* [AIM OF THE TASK]:
Reproduce the data that follows in its entirety, character for character.

-- begin GIVEN RECORDS --

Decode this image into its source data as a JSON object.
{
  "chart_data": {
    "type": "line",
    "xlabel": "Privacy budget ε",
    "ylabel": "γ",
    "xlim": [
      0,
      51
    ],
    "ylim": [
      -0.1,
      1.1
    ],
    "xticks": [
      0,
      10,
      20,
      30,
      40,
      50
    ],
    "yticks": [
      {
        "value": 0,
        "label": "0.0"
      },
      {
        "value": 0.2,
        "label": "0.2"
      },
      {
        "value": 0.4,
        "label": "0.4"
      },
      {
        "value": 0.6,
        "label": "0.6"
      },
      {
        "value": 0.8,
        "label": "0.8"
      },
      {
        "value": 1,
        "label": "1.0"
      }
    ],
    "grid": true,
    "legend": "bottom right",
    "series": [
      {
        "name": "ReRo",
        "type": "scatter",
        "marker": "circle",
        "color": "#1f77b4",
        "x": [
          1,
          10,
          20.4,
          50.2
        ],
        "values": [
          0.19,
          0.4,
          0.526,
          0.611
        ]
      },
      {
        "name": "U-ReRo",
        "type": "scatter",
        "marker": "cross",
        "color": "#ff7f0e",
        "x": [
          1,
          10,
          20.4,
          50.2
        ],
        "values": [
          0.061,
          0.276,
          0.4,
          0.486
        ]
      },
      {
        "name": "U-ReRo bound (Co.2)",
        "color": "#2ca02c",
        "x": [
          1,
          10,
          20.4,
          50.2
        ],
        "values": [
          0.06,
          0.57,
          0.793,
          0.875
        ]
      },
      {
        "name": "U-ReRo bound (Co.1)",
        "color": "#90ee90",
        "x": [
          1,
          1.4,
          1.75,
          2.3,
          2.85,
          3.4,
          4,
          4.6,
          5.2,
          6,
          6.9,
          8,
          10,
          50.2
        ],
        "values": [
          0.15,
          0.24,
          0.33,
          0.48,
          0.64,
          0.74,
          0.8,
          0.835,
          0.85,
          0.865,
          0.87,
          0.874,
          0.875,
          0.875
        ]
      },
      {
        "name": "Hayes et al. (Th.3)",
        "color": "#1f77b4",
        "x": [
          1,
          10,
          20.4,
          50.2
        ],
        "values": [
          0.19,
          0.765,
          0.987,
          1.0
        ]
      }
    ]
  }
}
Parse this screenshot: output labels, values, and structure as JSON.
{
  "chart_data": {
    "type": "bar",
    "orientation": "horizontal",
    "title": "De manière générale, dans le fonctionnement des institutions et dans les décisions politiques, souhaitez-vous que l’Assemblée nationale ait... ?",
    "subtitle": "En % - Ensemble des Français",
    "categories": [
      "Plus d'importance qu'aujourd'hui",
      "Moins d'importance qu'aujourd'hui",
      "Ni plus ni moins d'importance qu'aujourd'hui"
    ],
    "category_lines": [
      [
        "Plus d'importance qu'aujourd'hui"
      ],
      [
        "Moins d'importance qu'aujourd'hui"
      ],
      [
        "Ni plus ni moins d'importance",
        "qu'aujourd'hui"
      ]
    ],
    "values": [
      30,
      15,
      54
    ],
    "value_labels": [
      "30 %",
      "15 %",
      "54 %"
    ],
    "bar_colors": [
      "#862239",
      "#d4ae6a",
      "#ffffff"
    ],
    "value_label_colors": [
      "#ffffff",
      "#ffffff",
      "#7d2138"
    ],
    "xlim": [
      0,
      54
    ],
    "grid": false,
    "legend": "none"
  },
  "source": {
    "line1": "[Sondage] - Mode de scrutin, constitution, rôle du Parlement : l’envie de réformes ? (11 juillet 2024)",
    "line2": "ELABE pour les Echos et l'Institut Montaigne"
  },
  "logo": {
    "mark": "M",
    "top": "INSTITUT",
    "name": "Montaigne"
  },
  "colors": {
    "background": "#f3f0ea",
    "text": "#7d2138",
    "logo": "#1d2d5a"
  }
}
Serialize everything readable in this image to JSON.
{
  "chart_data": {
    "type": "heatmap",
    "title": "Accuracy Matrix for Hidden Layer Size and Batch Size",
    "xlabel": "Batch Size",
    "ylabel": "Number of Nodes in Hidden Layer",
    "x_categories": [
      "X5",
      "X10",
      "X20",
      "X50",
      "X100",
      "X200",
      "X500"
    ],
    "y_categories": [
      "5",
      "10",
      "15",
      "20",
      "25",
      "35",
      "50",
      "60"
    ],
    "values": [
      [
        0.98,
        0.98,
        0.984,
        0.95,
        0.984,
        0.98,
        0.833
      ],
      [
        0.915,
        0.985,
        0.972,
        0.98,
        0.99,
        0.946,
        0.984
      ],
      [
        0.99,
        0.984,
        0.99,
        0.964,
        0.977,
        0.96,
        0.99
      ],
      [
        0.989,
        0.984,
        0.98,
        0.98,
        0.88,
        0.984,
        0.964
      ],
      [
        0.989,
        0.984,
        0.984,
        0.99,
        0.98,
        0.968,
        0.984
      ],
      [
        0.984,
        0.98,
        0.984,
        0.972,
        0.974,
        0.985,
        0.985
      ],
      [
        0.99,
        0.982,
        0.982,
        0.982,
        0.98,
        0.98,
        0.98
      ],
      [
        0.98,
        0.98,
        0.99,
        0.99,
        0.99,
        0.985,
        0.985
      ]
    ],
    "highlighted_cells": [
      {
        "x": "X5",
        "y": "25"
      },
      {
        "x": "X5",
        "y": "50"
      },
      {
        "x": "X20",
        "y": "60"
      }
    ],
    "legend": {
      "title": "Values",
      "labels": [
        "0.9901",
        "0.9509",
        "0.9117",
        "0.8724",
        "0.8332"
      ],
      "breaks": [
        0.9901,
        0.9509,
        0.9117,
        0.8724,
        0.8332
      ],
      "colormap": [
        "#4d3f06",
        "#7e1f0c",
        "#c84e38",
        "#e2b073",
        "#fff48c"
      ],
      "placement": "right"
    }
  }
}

-- end GIVEN RECORDS --

* [ANSWER BELOW]:
Decode this image into its source data as a JSON object.
{
  "chart_data": {
    "type": "line",
    "xlabel": "Privacy budget ε",
    "ylabel": "γ",
    "xlim": [
      0,
      51
    ],
    "ylim": [
      -0.1,
      1.1
    ],
    "xticks": [
      0,
      10,
      20,
      30,
      40,
      50
    ],
    "yticks": [
      {
        "value": 0,
        "label": "0.0"
      },
      {
        "value": 0.2,
        "label": "0.2"
      },
      {
        "value": 0.4,
        "label": "0.4"
      },
      {
        "value": 0.6,
        "label": "0.6"
      },
      {
        "value": 0.8,
        "label": "0.8"
      },
      {
        "value": 1,
        "label": "1.0"
      }
    ],
    "grid": true,
    "legend": "bottom right",
    "series": [
      {
        "name": "ReRo",
        "type": "scatter",
        "marker": "circle",
        "color": "#1f77b4",
        "x": [
          1,
          10,
          20.4,
          50.2
        ],
        "values": [
          0.19,
          0.4,
          0.526,
          0.611
        ]
      },
      {
        "name": "U-ReRo",
        "type": "scatter",
        "marker": "cross",
        "color": "#ff7f0e",
        "x": [
          1,
          10,
          20.4,
          50.2
        ],
        "values": [
          0.061,
          0.276,
          0.4,
          0.486
        ]
      },
      {
        "name": "U-ReRo bound (Co.2)",
        "color": "#2ca02c",
        "x": [
          1,
          10,
          20.4,
          50.2
        ],
        "values": [
          0.06,
          0.57,
          0.793,
          0.875
        ]
      },
      {
        "name": "U-ReRo bound (Co.1)",
        "color": "#90ee90",
        "x": [
          1,
          1.4,
          1.75,
          2.3,
          2.85,
          3.4,
          4,
          4.6,
          5.2,
          6,
          6.9,
          8,
          10,
          50.2
        ],
        "values": [
          0.15,
          0.24,
          0.33,
          0.48,
          0.64,
          0.74,
          0.8,
          0.835,
          0.85,
          0.865,
          0.87,
          0.874,
          0.875,
          0.875
        ]
      },
      {
        "name": "Hayes et al. (Th.3)",
        "color": "#1f77b4",
        "x": [
          1,
          10,
          20.4,
          50.2
        ],
        "values": [
          0.19,
          0.765,
          0.987,
          1.0
        ]
      }
    ]
  }
}
Parse this screenshot: output labels, values, and structure as JSON.
{
  "chart_data": {
    "type": "bar",
    "orientation": "horizontal",
    "title": "De manière générale, dans le fonctionnement des institutions et dans les décisions politiques, souhaitez-vous que l’Assemblée nationale ait... ?",
    "subtitle": "En % - Ensemble des Français",
    "categories": [
      "Plus d'importance qu'aujourd'hui",
      "Moins d'importance qu'aujourd'hui",
      "Ni plus ni moins d'importance qu'aujourd'hui"
    ],
    "category_lines": [
      [
        "Plus d'importance qu'aujourd'hui"
      ],
      [
        "Moins d'importance qu'aujourd'hui"
      ],
      [
        "Ni plus ni moins d'importance",
        "qu'aujourd'hui"
      ]
    ],
    "values": [
      30,
      15,
      54
    ],
    "value_labels": [
      "30 %",
      "15 %",
      "54 %"
    ],
    "bar_colors": [
      "#862239",
      "#d4ae6a",
      "#ffffff"
    ],
    "value_label_colors": [
      "#ffffff",
      "#ffffff",
      "#7d2138"
    ],
    "xlim": [
      0,
      54
    ],
    "grid": false,
    "legend": "none"
  },
  "source": {
    "line1": "[Sondage] - Mode de scrutin, constitution, rôle du Parlement : l’envie de réformes ? (11 juillet 2024)",
    "line2": "ELABE pour les Echos et l'Institut Montaigne"
  },
  "logo": {
    "mark": "M",
    "top": "INSTITUT",
    "name": "Montaigne"
  },
  "colors": {
    "background": "#f3f0ea",
    "text": "#7d2138",
    "logo": "#1d2d5a"
  }
}
Serialize everything readable in this image to JSON.
{
  "chart_data": {
    "type": "heatmap",
    "title": "Accuracy Matrix for Hidden Layer Size and Batch Size",
    "xlabel": "Batch Size",
    "ylabel": "Number of Nodes in Hidden Layer",
    "x_categories": [
      "X5",
      "X10",
      "X20",
      "X50",
      "X100",
      "X200",
      "X500"
    ],
    "y_categories": [
      "5",
      "10",
      "15",
      "20",
      "25",
      "35",
      "50",
      "60"
    ],
    "values": [
      [
        0.98,
        0.98,
        0.984,
        0.95,
        0.984,
        0.98,
        0.833
      ],
      [
        0.915,
        0.985,
        0.972,
        0.98,
        0.99,
        0.946,
        0.984
      ],
      [
        0.99,
        0.984,
        0.99,
        0.964,
        0.977,
        0.96,
        0.99
      ],
      [
        0.989,
        0.984,
        0.98,
        0.98,
        0.88,
        0.984,
        0.964
      ],
      [
        0.989,
        0.984,
        0.984,
        0.99,
        0.98,
        0.968,
        0.984
      ],
      [
        0.984,
        0.98,
        0.984,
        0.972,
        0.974,
        0.985,
        0.985
      ],
      [
        0.99,
        0.982,
        0.982,
        0.982,
        0.98,
        0.98,
        0.98
      ],
      [
        0.98,
        0.98,
        0.99,
        0.99,
        0.99,
        0.985,
        0.985
      ]
    ],
    "highlighted_cells": [
      {
        "x": "X5",
        "y": "25"
      },
      {
        "x": "X5",
        "y": "50"
      },
      {
        "x": "X20",
        "y": "60"
      }
    ],
    "legend": {
      "title": "Values",
      "labels": [
        "0.9901",
        "0.9509",
        "0.9117",
        "0.8724",
        "0.8332"
      ],
      "breaks": [
        0.9901,
        0.9509,
        0.9117,
        0.8724,
        0.8332
      ],
      "colormap": [
        "#4d3f06",
        "#7e1f0c",
        "#c84e38",
        "#e2b073",
        "#fff48c"
      ],
      "placement": "right"
    }
  }
}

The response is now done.